[Given instruction] Leave out the images; return the rest of the data exactly.

^^^^^^^^

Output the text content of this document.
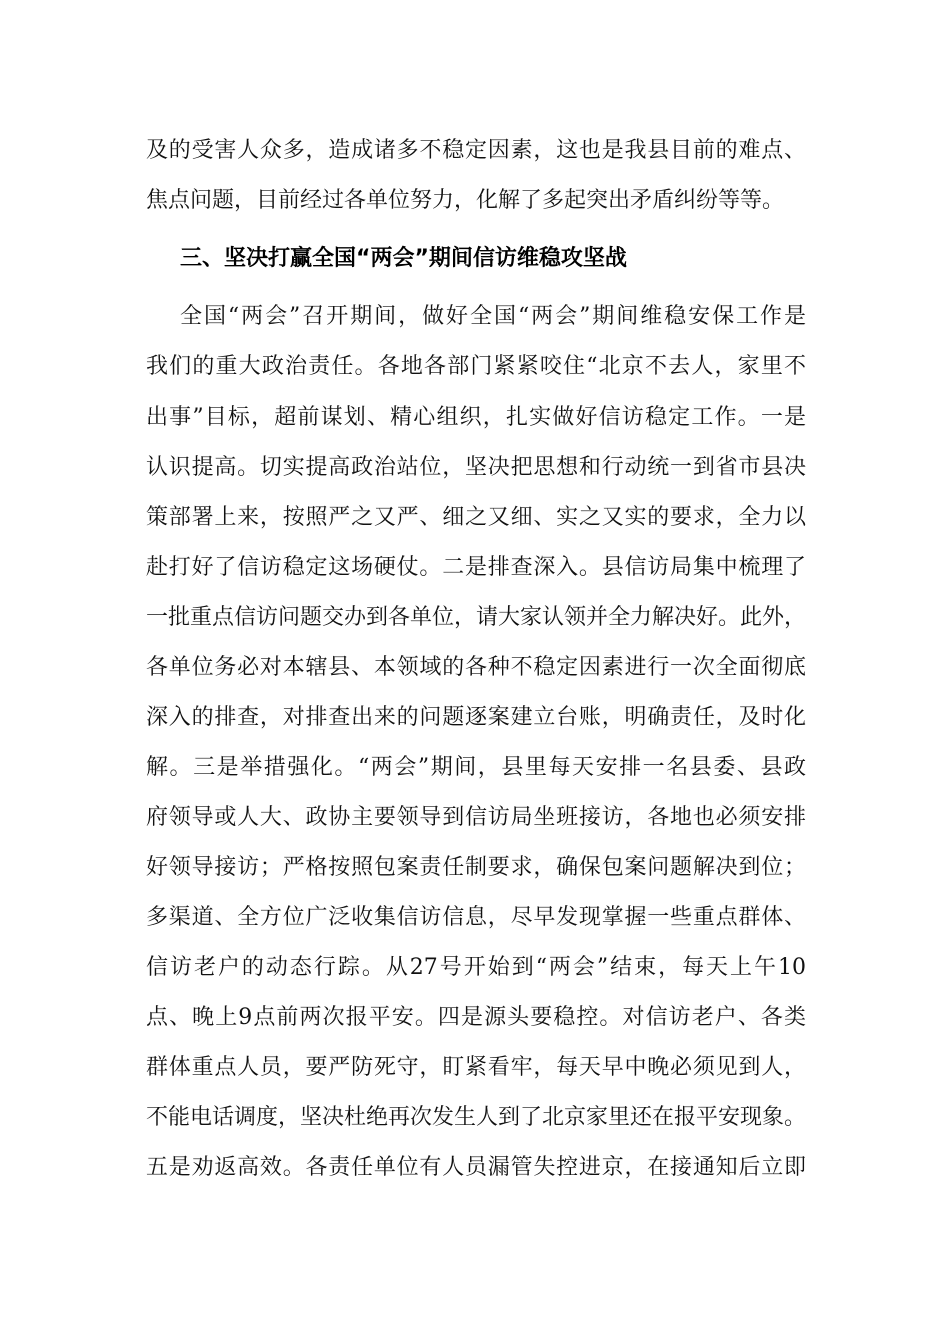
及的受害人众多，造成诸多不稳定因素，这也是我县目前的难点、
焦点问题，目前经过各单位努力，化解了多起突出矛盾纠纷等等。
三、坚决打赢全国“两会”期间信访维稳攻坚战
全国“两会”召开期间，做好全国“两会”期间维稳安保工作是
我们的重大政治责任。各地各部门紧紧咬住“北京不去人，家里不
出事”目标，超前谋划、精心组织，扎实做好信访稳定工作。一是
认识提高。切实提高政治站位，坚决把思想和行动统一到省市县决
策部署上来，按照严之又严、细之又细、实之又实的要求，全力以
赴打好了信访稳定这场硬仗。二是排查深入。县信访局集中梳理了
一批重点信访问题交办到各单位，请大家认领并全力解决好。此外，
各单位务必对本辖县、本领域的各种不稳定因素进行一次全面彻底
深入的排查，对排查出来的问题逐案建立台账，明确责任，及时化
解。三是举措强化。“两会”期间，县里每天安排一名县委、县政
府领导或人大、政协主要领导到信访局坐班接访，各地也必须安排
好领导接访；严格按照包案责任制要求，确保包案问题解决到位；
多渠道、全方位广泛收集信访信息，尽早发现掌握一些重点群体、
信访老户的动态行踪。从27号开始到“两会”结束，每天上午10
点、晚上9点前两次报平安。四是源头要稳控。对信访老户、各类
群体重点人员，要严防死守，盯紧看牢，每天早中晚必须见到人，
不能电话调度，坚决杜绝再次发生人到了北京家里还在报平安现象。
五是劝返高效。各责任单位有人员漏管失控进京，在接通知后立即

^^^^^^^^

[Answer to this problem]
Output the text content of this document.
及的受害人众多，造成诸多不稳定因素，这也是我县目前的难点、
焦点问题，目前经过各单位努力，化解了多起突出矛盾纠纷等等。
三、坚决打赢全国“两会”期间信访维稳攻坚战
全国“两会”召开期间，做好全国“两会”期间维稳安保工作是
我们的重大政治责任。各地各部门紧紧咬住“北京不去人，家里不
出事”目标，超前谋划、精心组织，扎实做好信访稳定工作。一是
认识提高。切实提高政治站位，坚决把思想和行动统一到省市县决
策部署上来，按照严之又严、细之又细、实之又实的要求，全力以
赴打好了信访稳定这场硬仗。二是排查深入。县信访局集中梳理了
一批重点信访问题交办到各单位，请大家认领并全力解决好。此外，
各单位务必对本辖县、本领域的各种不稳定因素进行一次全面彻底
深入的排查，对排查出来的问题逐案建立台账，明确责任，及时化
解。三是举措强化。“两会”期间，县里每天安排一名县委、县政
府领导或人大、政协主要领导到信访局坐班接访，各地也必须安排
好领导接访；严格按照包案责任制要求，确保包案问题解决到位；
多渠道、全方位广泛收集信访信息，尽早发现掌握一些重点群体、
信访老户的动态行踪。从27号开始到“两会”结束，每天上午10
点、晚上9点前两次报平安。四是源头要稳控。对信访老户、各类
群体重点人员，要严防死守，盯紧看牢，每天早中晚必须见到人，
不能电话调度，坚决杜绝再次发生人到了北京家里还在报平安现象。
五是劝返高效。各责任单位有人员漏管失控进京，在接通知后立即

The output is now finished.